— start of Dataset records —

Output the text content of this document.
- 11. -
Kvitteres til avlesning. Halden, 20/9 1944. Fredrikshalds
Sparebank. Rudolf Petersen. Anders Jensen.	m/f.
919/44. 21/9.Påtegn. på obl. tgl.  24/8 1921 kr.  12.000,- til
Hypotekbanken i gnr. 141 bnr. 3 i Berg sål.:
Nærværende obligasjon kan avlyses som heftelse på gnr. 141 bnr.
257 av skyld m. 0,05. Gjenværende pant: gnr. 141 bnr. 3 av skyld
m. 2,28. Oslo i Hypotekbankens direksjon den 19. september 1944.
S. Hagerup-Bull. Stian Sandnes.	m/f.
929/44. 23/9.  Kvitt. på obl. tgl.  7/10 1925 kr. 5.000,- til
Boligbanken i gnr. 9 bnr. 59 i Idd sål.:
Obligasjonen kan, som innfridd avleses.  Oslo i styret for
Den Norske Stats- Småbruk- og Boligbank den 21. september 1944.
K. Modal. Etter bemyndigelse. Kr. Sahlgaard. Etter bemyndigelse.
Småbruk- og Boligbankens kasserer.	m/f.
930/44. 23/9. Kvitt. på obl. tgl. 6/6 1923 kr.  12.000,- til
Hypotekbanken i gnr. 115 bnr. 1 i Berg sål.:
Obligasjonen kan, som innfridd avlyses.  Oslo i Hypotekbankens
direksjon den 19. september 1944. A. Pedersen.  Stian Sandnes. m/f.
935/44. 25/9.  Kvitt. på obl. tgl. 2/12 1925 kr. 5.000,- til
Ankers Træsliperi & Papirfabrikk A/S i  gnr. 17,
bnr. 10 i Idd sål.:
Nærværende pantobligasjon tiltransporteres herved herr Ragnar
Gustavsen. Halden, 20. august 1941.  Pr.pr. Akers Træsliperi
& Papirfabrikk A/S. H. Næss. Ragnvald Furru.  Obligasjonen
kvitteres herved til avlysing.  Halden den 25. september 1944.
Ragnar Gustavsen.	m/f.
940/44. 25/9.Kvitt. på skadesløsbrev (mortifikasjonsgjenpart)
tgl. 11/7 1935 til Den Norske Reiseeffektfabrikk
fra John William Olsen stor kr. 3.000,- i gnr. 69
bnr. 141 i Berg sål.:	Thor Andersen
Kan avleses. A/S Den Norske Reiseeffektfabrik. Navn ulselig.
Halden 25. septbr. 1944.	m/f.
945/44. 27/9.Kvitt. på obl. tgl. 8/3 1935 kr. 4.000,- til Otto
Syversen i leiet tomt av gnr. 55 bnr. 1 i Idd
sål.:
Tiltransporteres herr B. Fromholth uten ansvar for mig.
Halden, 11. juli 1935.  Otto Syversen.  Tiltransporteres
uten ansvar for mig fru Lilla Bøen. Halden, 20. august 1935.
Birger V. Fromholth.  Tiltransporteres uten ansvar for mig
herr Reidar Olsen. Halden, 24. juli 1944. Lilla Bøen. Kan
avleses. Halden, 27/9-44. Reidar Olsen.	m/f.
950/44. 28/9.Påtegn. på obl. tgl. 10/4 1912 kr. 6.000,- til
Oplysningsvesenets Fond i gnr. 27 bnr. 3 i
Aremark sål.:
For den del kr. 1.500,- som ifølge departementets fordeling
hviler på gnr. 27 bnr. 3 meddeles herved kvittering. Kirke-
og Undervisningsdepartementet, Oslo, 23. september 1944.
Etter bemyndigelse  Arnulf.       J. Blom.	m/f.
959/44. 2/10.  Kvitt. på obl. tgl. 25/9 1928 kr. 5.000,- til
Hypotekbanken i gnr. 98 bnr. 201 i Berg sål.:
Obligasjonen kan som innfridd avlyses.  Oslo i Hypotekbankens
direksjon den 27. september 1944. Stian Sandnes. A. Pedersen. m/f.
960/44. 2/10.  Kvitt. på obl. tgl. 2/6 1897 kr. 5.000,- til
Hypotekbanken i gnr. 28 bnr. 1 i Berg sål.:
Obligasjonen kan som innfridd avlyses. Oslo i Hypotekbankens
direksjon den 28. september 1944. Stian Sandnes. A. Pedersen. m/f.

— end of Dataset records —
— start of Dataset records —

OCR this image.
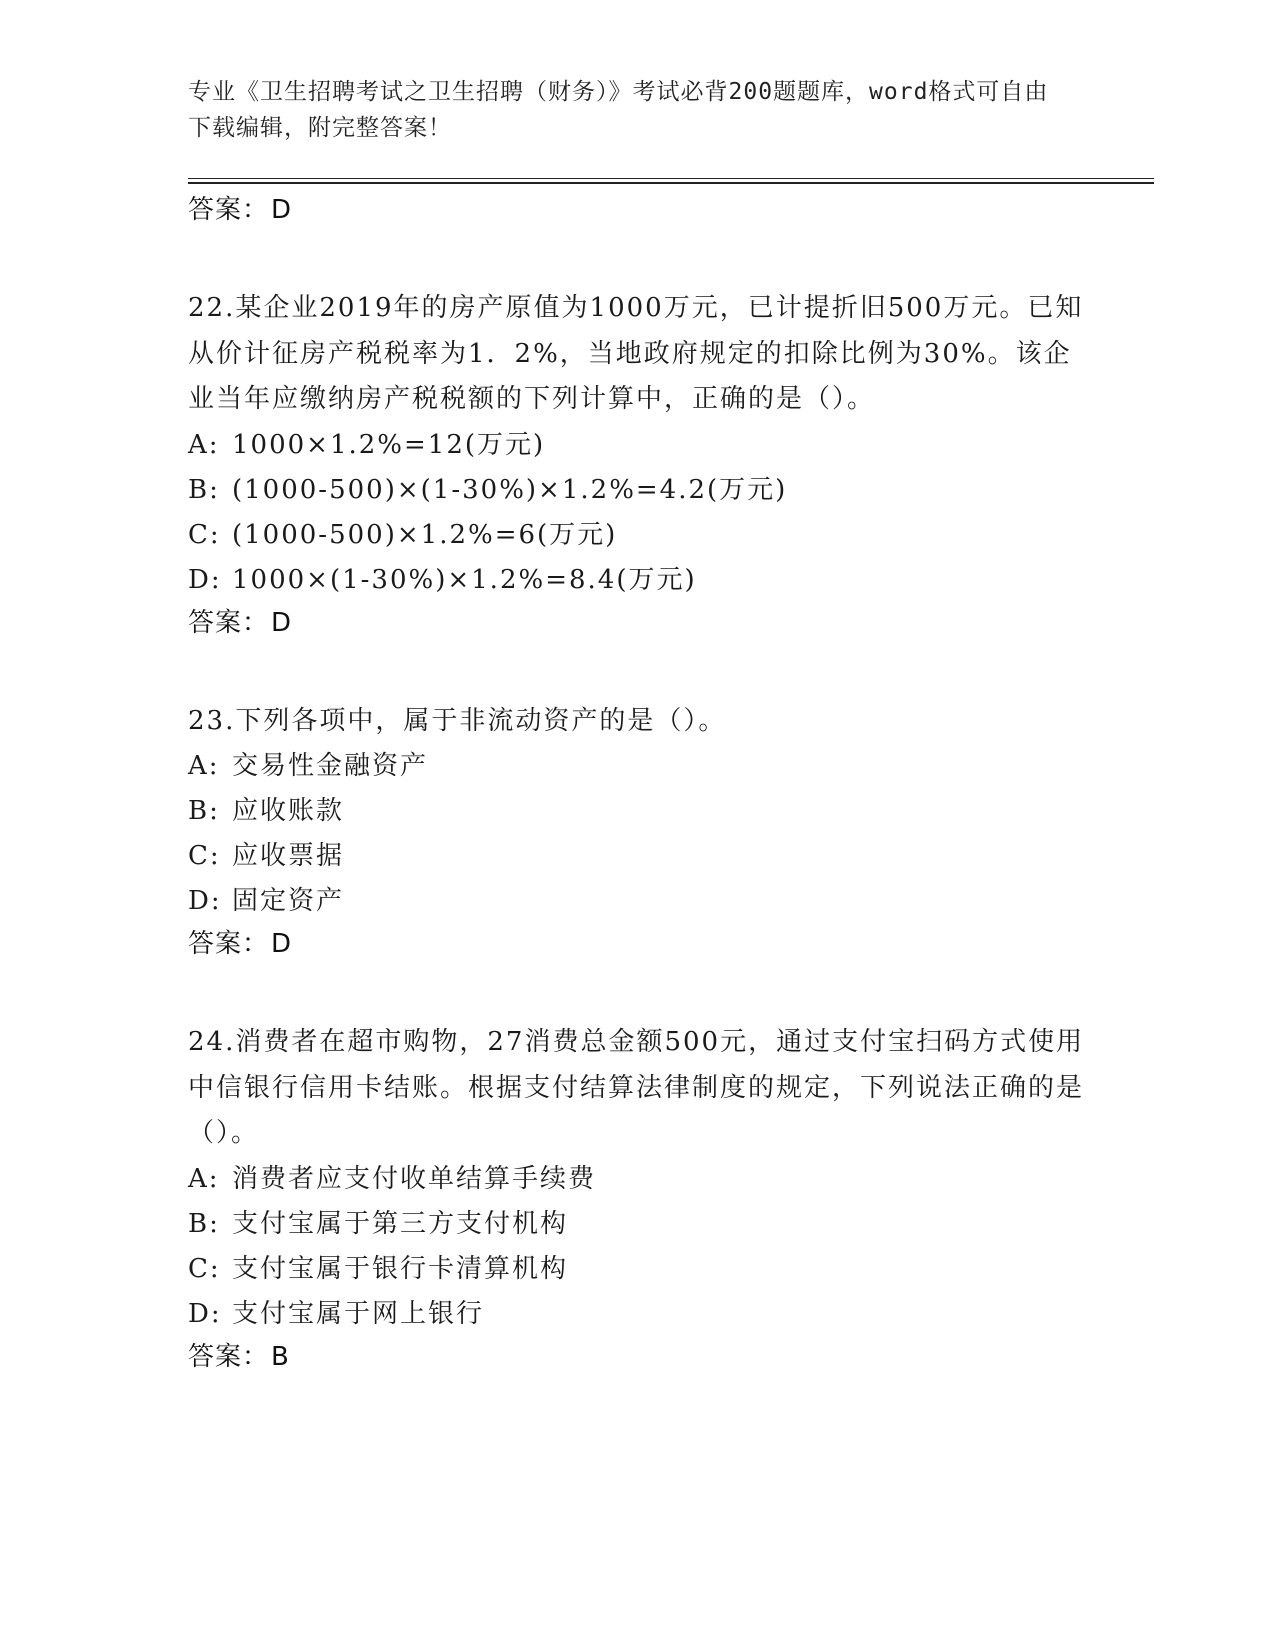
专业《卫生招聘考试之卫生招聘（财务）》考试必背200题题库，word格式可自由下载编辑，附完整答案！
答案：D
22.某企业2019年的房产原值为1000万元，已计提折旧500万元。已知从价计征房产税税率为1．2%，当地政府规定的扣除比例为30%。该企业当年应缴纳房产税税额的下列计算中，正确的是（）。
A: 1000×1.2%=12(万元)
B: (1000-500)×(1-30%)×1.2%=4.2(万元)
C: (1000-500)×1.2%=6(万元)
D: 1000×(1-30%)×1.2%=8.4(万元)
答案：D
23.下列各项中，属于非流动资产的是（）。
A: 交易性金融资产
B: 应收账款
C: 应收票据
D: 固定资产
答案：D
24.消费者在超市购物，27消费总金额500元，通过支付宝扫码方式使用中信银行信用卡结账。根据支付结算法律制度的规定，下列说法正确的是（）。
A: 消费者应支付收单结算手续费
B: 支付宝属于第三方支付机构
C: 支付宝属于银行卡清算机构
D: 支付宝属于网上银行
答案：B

— end of Dataset records —

_Task:_ Say how many lines in this material hold "Papirfabrikk", and say nothing else.

_Response to this exercise:_ 2